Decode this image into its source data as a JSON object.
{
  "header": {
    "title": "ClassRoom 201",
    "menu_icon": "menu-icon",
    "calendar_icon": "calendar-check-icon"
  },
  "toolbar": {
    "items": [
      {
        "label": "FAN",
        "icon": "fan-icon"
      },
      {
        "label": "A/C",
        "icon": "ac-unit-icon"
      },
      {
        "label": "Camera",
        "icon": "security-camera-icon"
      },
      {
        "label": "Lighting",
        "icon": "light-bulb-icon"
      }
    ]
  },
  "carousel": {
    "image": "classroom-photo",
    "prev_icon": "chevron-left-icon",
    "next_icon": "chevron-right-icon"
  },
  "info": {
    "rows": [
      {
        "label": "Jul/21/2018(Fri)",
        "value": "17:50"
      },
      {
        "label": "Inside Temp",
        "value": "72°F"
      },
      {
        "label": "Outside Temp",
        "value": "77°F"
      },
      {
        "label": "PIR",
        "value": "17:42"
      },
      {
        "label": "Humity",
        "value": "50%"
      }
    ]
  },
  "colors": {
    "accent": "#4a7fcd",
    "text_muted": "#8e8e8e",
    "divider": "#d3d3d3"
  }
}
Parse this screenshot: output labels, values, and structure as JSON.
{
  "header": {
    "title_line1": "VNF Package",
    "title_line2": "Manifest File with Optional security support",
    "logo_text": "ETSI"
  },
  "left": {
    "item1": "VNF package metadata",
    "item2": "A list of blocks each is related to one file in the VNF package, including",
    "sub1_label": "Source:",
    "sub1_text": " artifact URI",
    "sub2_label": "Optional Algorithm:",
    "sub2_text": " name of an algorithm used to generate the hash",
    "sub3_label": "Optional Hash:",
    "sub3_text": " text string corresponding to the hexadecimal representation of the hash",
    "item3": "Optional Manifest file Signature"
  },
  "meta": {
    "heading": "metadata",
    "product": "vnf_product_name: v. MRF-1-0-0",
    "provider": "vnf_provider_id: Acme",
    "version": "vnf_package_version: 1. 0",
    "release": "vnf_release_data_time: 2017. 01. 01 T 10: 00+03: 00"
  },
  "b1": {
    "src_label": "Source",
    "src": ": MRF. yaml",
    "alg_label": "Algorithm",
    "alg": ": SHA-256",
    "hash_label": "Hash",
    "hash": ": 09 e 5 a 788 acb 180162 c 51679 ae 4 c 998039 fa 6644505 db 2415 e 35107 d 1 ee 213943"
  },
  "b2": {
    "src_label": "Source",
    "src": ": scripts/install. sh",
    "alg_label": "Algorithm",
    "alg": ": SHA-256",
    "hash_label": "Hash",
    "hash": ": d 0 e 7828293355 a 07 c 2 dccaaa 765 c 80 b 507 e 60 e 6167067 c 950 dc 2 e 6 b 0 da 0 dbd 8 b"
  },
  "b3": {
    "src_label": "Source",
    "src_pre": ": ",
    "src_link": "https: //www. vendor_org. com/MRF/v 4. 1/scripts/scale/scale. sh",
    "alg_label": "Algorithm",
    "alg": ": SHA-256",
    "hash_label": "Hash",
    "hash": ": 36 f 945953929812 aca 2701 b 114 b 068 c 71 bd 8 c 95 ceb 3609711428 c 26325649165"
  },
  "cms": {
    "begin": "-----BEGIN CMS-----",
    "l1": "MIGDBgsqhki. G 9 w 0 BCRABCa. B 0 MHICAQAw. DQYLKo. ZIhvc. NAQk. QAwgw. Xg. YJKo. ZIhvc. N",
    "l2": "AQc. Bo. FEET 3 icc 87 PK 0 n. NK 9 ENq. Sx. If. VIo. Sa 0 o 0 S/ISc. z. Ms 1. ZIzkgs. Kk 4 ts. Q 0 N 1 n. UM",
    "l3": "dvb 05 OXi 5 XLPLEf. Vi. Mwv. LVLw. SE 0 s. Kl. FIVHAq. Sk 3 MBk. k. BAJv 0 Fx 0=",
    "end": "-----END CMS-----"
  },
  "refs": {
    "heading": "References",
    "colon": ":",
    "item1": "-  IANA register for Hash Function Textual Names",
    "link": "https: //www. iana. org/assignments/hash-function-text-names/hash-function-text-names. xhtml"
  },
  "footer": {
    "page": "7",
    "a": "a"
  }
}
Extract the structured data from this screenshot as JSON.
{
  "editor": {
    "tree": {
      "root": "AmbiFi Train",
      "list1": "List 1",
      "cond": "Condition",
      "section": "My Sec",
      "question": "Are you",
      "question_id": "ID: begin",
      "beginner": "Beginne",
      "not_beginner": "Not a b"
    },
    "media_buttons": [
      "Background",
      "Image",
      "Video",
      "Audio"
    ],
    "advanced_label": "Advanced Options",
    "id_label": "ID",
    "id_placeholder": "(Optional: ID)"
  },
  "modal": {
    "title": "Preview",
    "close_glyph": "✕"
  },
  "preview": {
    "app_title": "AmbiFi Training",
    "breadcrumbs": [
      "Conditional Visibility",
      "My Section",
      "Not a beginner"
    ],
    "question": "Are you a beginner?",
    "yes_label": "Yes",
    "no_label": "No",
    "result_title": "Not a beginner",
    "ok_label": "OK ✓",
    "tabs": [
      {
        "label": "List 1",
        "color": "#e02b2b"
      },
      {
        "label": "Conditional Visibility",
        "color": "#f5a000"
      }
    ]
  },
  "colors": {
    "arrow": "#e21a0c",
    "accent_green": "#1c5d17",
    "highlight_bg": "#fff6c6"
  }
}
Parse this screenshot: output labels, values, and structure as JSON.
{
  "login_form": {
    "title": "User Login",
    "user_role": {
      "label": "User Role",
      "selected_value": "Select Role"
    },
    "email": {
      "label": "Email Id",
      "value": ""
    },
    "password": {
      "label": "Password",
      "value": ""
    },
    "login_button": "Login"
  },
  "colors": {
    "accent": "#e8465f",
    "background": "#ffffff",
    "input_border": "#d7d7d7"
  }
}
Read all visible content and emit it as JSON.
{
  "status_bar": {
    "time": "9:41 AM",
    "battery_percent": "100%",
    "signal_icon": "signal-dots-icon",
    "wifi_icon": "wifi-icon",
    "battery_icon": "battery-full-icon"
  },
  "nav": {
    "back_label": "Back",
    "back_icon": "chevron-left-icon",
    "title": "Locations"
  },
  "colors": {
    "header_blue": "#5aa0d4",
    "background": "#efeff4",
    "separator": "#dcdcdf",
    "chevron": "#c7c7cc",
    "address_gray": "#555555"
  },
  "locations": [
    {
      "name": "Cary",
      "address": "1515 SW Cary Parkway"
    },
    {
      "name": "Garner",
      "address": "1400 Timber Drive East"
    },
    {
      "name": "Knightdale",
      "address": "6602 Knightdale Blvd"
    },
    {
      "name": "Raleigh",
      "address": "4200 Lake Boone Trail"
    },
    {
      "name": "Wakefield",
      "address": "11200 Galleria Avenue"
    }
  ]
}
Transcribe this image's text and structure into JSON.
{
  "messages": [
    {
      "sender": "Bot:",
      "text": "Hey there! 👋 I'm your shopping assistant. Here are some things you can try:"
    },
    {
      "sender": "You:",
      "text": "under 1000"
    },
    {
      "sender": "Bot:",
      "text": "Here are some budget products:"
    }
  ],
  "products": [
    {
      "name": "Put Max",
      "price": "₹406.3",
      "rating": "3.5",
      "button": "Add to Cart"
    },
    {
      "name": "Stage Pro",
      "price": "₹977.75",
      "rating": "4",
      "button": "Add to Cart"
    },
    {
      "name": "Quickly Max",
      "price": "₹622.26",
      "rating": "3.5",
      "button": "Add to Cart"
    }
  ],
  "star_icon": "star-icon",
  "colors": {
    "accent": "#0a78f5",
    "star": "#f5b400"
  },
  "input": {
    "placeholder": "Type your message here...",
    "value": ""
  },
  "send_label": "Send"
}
..........
§ Stated problem:
Return every line of the material exactly.

§ Expected answer:
Decode this image into its source data as a JSON object.
{
  "header": {
    "title": "ClassRoom 201",
    "menu_icon": "menu-icon",
    "calendar_icon": "calendar-check-icon"
  },
  "toolbar": {
    "items": [
      {
        "label": "FAN",
        "icon": "fan-icon"
      },
      {
        "label": "A/C",
        "icon": "ac-unit-icon"
      },
      {
        "label": "Camera",
        "icon": "security-camera-icon"
      },
      {
        "label": "Lighting",
        "icon": "light-bulb-icon"
      }
    ]
  },
  "carousel": {
    "image": "classroom-photo",
    "prev_icon": "chevron-left-icon",
    "next_icon": "chevron-right-icon"
  },
  "info": {
    "rows": [
      {
        "label": "Jul/21/2018(Fri)",
        "value": "17:50"
      },
      {
        "label": "Inside Temp",
        "value": "72°F"
      },
      {
        "label": "Outside Temp",
        "value": "77°F"
      },
      {
        "label": "PIR",
        "value": "17:42"
      },
      {
        "label": "Humity",
        "value": "50%"
      }
    ]
  },
  "colors": {
    "accent": "#4a7fcd",
    "text_muted": "#8e8e8e",
    "divider": "#d3d3d3"
  }
}
Parse this screenshot: output labels, values, and structure as JSON.
{
  "header": {
    "title_line1": "VNF Package",
    "title_line2": "Manifest File with Optional security support",
    "logo_text": "ETSI"
  },
  "left": {
    "item1": "VNF package metadata",
    "item2": "A list of blocks each is related to one file in the VNF package, including",
    "sub1_label": "Source:",
    "sub1_text": " artifact URI",
    "sub2_label": "Optional Algorithm:",
    "sub2_text": " name of an algorithm used to generate the hash",
    "sub3_label": "Optional Hash:",
    "sub3_text": " text string corresponding to the hexadecimal representation of the hash",
    "item3": "Optional Manifest file Signature"
  },
  "meta": {
    "heading": "metadata",
    "product": "vnf_product_name: v. MRF-1-0-0",
    "provider": "vnf_provider_id: Acme",
    "version": "vnf_package_version: 1. 0",
    "release": "vnf_release_data_time: 2017. 01. 01 T 10: 00+03: 00"
  },
  "b1": {
    "src_label": "Source",
    "src": ": MRF. yaml",
    "alg_label": "Algorithm",
    "alg": ": SHA-256",
    "hash_label": "Hash",
    "hash": ": 09 e 5 a 788 acb 180162 c 51679 ae 4 c 998039 fa 6644505 db 2415 e 35107 d 1 ee 213943"
  },
  "b2": {
    "src_label": "Source",
    "src": ": scripts/install. sh",
    "alg_label": "Algorithm",
    "alg": ": SHA-256",
    "hash_label": "Hash",
    "hash": ": d 0 e 7828293355 a 07 c 2 dccaaa 765 c 80 b 507 e 60 e 6167067 c 950 dc 2 e 6 b 0 da 0 dbd 8 b"
  },
  "b3": {
    "src_label": "Source",
    "src_pre": ": ",
    "src_link": "https: //www. vendor_org. com/MRF/v 4. 1/scripts/scale/scale. sh",
    "alg_label": "Algorithm",
    "alg": ": SHA-256",
    "hash_label": "Hash",
    "hash": ": 36 f 945953929812 aca 2701 b 114 b 068 c 71 bd 8 c 95 ceb 3609711428 c 26325649165"
  },
  "cms": {
    "begin": "-----BEGIN CMS-----",
    "l1": "MIGDBgsqhki. G 9 w 0 BCRABCa. B 0 MHICAQAw. DQYLKo. ZIhvc. NAQk. QAwgw. Xg. YJKo. ZIhvc. N",
    "l2": "AQc. Bo. FEET 3 icc 87 PK 0 n. NK 9 ENq. Sx. If. VIo. Sa 0 o 0 S/ISc. z. Ms 1. ZIzkgs. Kk 4 ts. Q 0 N 1 n. UM",
    "l3": "dvb 05 OXi 5 XLPLEf. Vi. Mwv. LVLw. SE 0 s. Kl. FIVHAq. Sk 3 MBk. k. BAJv 0 Fx 0=",
    "end": "-----END CMS-----"
  },
  "refs": {
    "heading": "References",
    "colon": ":",
    "item1": "-  IANA register for Hash Function Textual Names",
    "link": "https: //www. iana. org/assignments/hash-function-text-names/hash-function-text-names. xhtml"
  },
  "footer": {
    "page": "7",
    "a": "a"
  }
}
Extract the structured data from this screenshot as JSON.
{
  "editor": {
    "tree": {
      "root": "AmbiFi Train",
      "list1": "List 1",
      "cond": "Condition",
      "section": "My Sec",
      "question": "Are you",
      "question_id": "ID: begin",
      "beginner": "Beginne",
      "not_beginner": "Not a b"
    },
    "media_buttons": [
      "Background",
      "Image",
      "Video",
      "Audio"
    ],
    "advanced_label": "Advanced Options",
    "id_label": "ID",
    "id_placeholder": "(Optional: ID)"
  },
  "modal": {
    "title": "Preview",
    "close_glyph": "✕"
  },
  "preview": {
    "app_title": "AmbiFi Training",
    "breadcrumbs": [
      "Conditional Visibility",
      "My Section",
      "Not a beginner"
    ],
    "question": "Are you a beginner?",
    "yes_label": "Yes",
    "no_label": "No",
    "result_title": "Not a beginner",
    "ok_label": "OK ✓",
    "tabs": [
      {
        "label": "List 1",
        "color": "#e02b2b"
      },
      {
        "label": "Conditional Visibility",
        "color": "#f5a000"
      }
    ]
  },
  "colors": {
    "arrow": "#e21a0c",
    "accent_green": "#1c5d17",
    "highlight_bg": "#fff6c6"
  }
}
Parse this screenshot: output labels, values, and structure as JSON.
{
  "login_form": {
    "title": "User Login",
    "user_role": {
      "label": "User Role",
      "selected_value": "Select Role"
    },
    "email": {
      "label": "Email Id",
      "value": ""
    },
    "password": {
      "label": "Password",
      "value": ""
    },
    "login_button": "Login"
  },
  "colors": {
    "accent": "#e8465f",
    "background": "#ffffff",
    "input_border": "#d7d7d7"
  }
}
Read all visible content and emit it as JSON.
{
  "status_bar": {
    "time": "9:41 AM",
    "battery_percent": "100%",
    "signal_icon": "signal-dots-icon",
    "wifi_icon": "wifi-icon",
    "battery_icon": "battery-full-icon"
  },
  "nav": {
    "back_label": "Back",
    "back_icon": "chevron-left-icon",
    "title": "Locations"
  },
  "colors": {
    "header_blue": "#5aa0d4",
    "background": "#efeff4",
    "separator": "#dcdcdf",
    "chevron": "#c7c7cc",
    "address_gray": "#555555"
  },
  "locations": [
    {
      "name": "Cary",
      "address": "1515 SW Cary Parkway"
    },
    {
      "name": "Garner",
      "address": "1400 Timber Drive East"
    },
    {
      "name": "Knightdale",
      "address": "6602 Knightdale Blvd"
    },
    {
      "name": "Raleigh",
      "address": "4200 Lake Boone Trail"
    },
    {
      "name": "Wakefield",
      "address": "11200 Galleria Avenue"
    }
  ]
}
Transcribe this image's text and structure into JSON.
{
  "messages": [
    {
      "sender": "Bot:",
      "text": "Hey there! 👋 I'm your shopping assistant. Here are some things you can try:"
    },
    {
      "sender": "You:",
      "text": "under 1000"
    },
    {
      "sender": "Bot:",
      "text": "Here are some budget products:"
    }
  ],
  "products": [
    {
      "name": "Put Max",
      "price": "₹406.3",
      "rating": "3.5",
      "button": "Add to Cart"
    },
    {
      "name": "Stage Pro",
      "price": "₹977.75",
      "rating": "4",
      "button": "Add to Cart"
    },
    {
      "name": "Quickly Max",
      "price": "₹622.26",
      "rating": "3.5",
      "button": "Add to Cart"
    }
  ],
  "star_icon": "star-icon",
  "colors": {
    "accent": "#0a78f5",
    "star": "#f5b400"
  },
  "input": {
    "placeholder": "Type your message here...",
    "value": ""
  },
  "send_label": "Send"
}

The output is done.